● What you should do
Type out all the records word for word. Any pictures are to be left out.

##### Supplied data #####

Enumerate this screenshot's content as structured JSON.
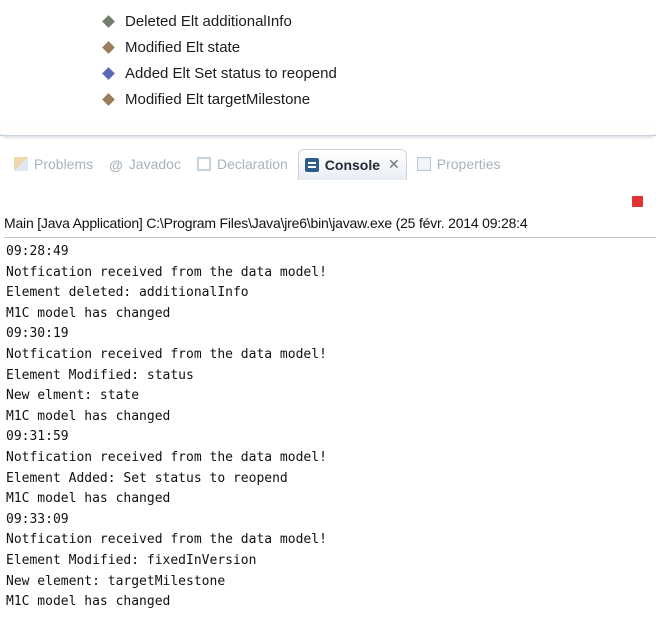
{
  "tree": {
    "items": [
      {
        "kind": "deleted",
        "label": "Deleted Elt additionalInfo"
      },
      {
        "kind": "modified",
        "label": "Modified Elt state"
      },
      {
        "kind": "added",
        "label": "Added Elt Set status to reopend"
      },
      {
        "kind": "modified",
        "label": "Modified Elt targetMilestone"
      }
    ]
  },
  "tabs": [
    {
      "label": "Problems",
      "icon": "problems-icon",
      "active": false
    },
    {
      "label": "Javadoc",
      "icon": "javadoc-icon",
      "active": false
    },
    {
      "label": "Declaration",
      "icon": "declaration-icon",
      "active": false
    },
    {
      "label": "Console",
      "icon": "console-icon",
      "active": true,
      "close": "✕"
    },
    {
      "label": "Properties",
      "icon": "properties-icon",
      "active": false
    }
  ],
  "console": {
    "header": "Main [Java Application] C:\\Program Files\\Java\\jre6\\bin\\javaw.exe (25 févr. 2014 09:28:4",
    "lines": [
      "09:28:49",
      "Notfication received from the data model!",
      "Element deleted: additionalInfo",
      "M1C model has changed",
      "09:30:19",
      "Notfication received from the data model!",
      "Element Modified: status",
      "New elment: state",
      "M1C model has changed",
      "09:31:59",
      "Notfication received from the data model!",
      "Element Added: Set status to reopend",
      "M1C model has changed",
      "09:33:09",
      "Notfication received from the data model!",
      "Element Modified: fixedInVersion",
      "New element: targetMilestone",
      "M1C model has changed"
    ]
  },
  "colors": {
    "stop_button": "#e0322f",
    "active_tab_text": "#1f2a35",
    "inactive_tab_text": "#a9b2bd"
  }
}
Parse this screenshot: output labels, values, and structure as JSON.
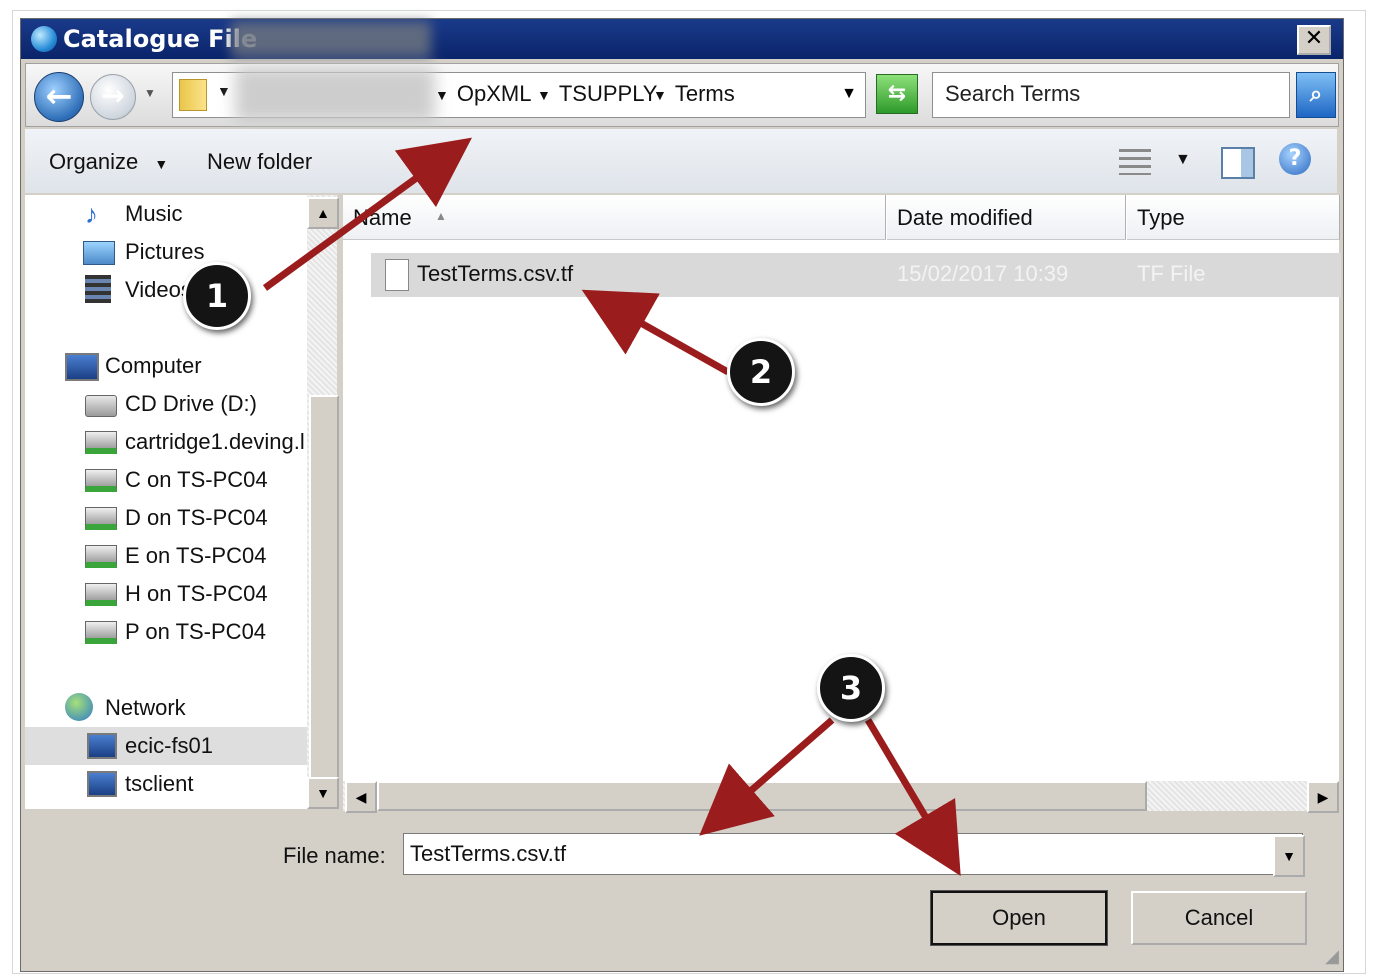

#####

● Result of this exercise
Enumerate this screenshot's content as structured JSON.
{
  "tree": {
    "items": [
      {
        "kind": "deleted",
        "label": "Deleted Elt additionalInfo"
      },
      {
        "kind": "modified",
        "label": "Modified Elt state"
      },
      {
        "kind": "added",
        "label": "Added Elt Set status to reopend"
      },
      {
        "kind": "modified",
        "label": "Modified Elt targetMilestone"
      }
    ]
  },
  "tabs": [
    {
      "label": "Problems",
      "icon": "problems-icon",
      "active": false
    },
    {
      "label": "Javadoc",
      "icon": "javadoc-icon",
      "active": false
    },
    {
      "label": "Declaration",
      "icon": "declaration-icon",
      "active": false
    },
    {
      "label": "Console",
      "icon": "console-icon",
      "active": true,
      "close": "✕"
    },
    {
      "label": "Properties",
      "icon": "properties-icon",
      "active": false
    }
  ],
  "console": {
    "header": "Main [Java Application] C:\\Program Files\\Java\\jre6\\bin\\javaw.exe (25 févr. 2014 09:28:4",
    "lines": [
      "09:28:49",
      "Notfication received from the data model!",
      "Element deleted: additionalInfo",
      "M1C model has changed",
      "09:30:19",
      "Notfication received from the data model!",
      "Element Modified: status",
      "New elment: state",
      "M1C model has changed",
      "09:31:59",
      "Notfication received from the data model!",
      "Element Added: Set status to reopend",
      "M1C model has changed",
      "09:33:09",
      "Notfication received from the data model!",
      "Element Modified: fixedInVersion",
      "New element: targetMilestone",
      "M1C model has changed"
    ]
  },
  "colors": {
    "stop_button": "#e0322f",
    "active_tab_text": "#1f2a35",
    "inactive_tab_text": "#a9b2bd"
  }
}
Parse this screenshot: output labels, values, and structure as JSON.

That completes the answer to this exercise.